* begin Records for the task *

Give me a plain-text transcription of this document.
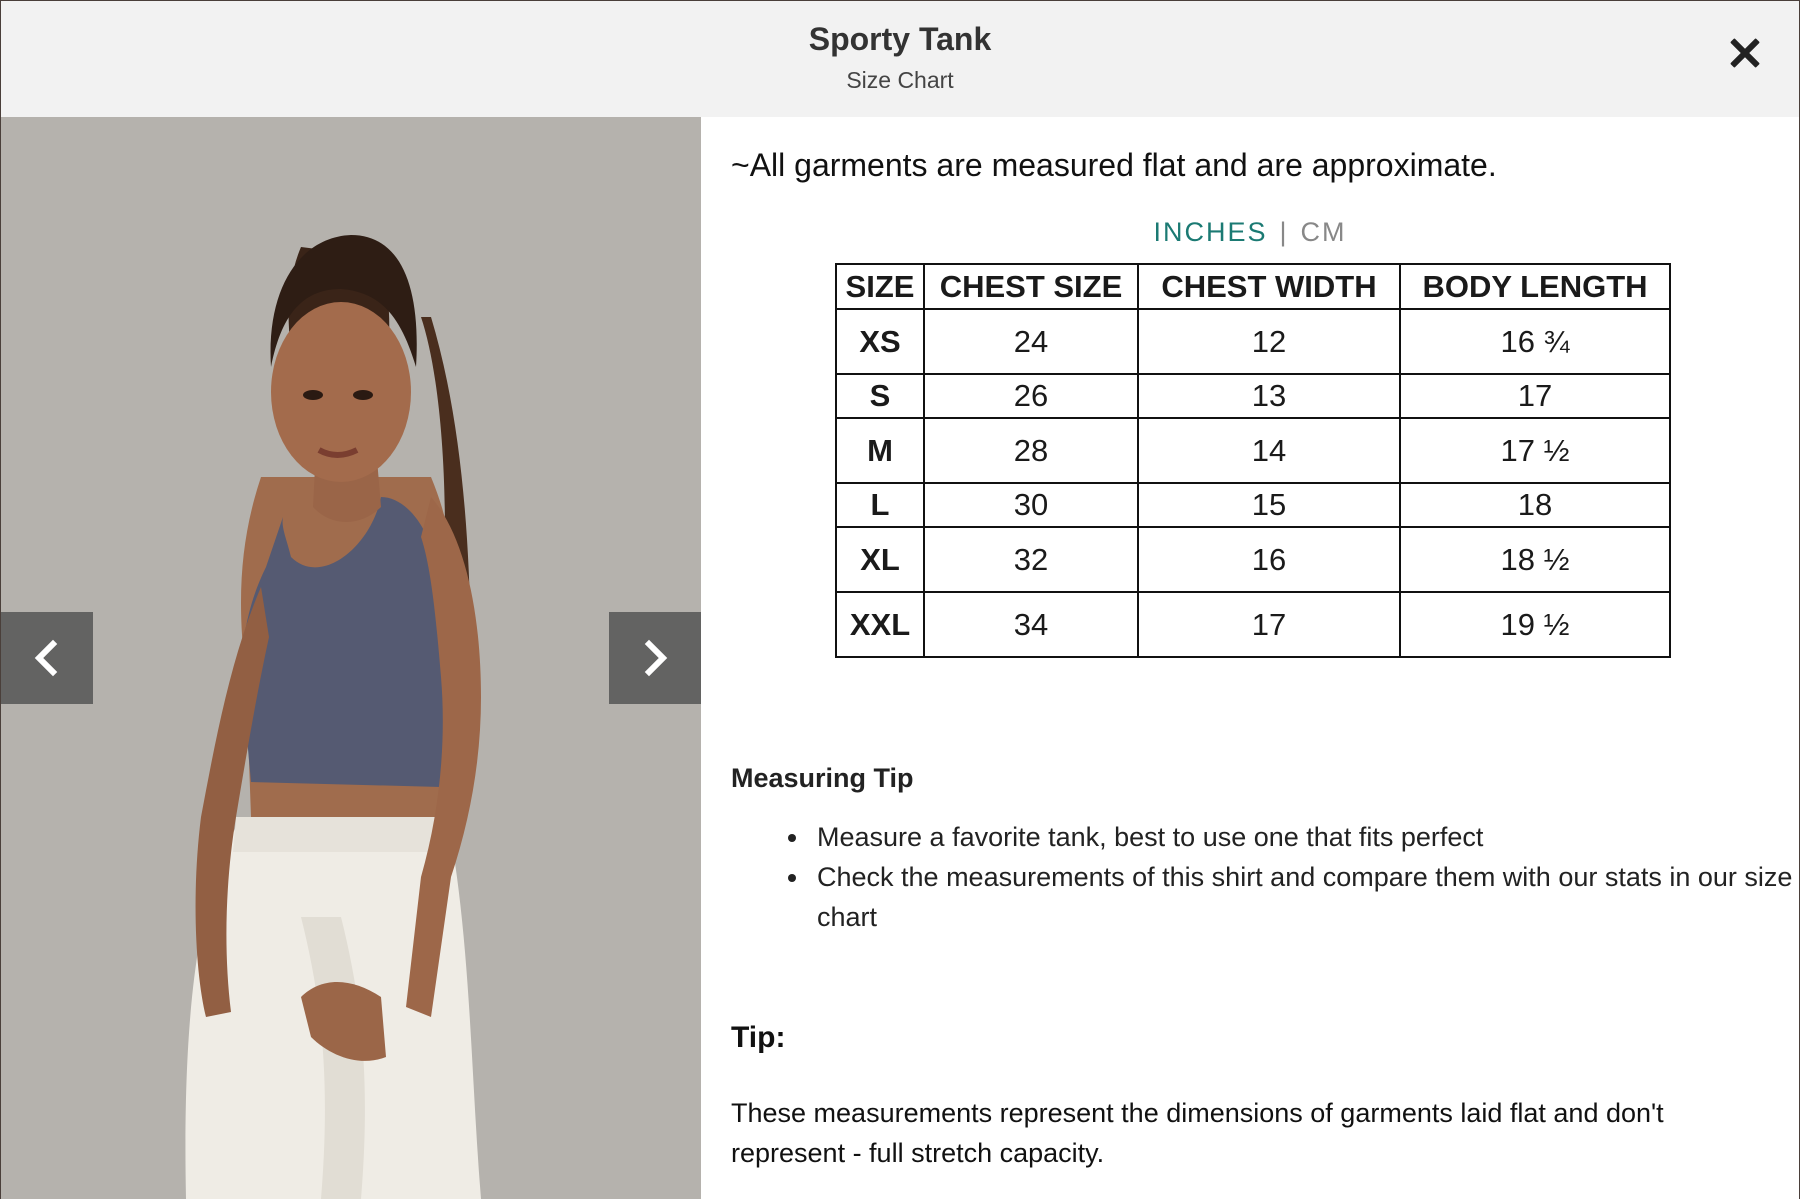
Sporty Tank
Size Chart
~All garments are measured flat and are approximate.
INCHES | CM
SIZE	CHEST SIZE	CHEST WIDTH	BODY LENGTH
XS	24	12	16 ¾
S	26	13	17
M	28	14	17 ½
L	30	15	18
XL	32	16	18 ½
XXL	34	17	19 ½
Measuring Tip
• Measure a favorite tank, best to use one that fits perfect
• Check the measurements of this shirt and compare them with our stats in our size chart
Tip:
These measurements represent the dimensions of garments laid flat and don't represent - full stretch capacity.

* end Records for the task *

### What to do
Repeat the material above verbatim. Leave the pictures behind.

### Response to the exercise
Give me a plain-text transcription of this document.
Sporty Tank
Size Chart
~All garments are measured flat and are approximate.
INCHES | CM
SIZE	CHEST SIZE	CHEST WIDTH	BODY LENGTH
XS	24	12	16 ¾
S	26	13	17
M	28	14	17 ½
L	30	15	18
XL	32	16	18 ½
XXL	34	17	19 ½
Measuring Tip
• Measure a favorite tank, best to use one that fits perfect
• Check the measurements of this shirt and compare them with our stats in our size chart
Tip:
These measurements represent the dimensions of garments laid flat and don't represent - full stretch capacity.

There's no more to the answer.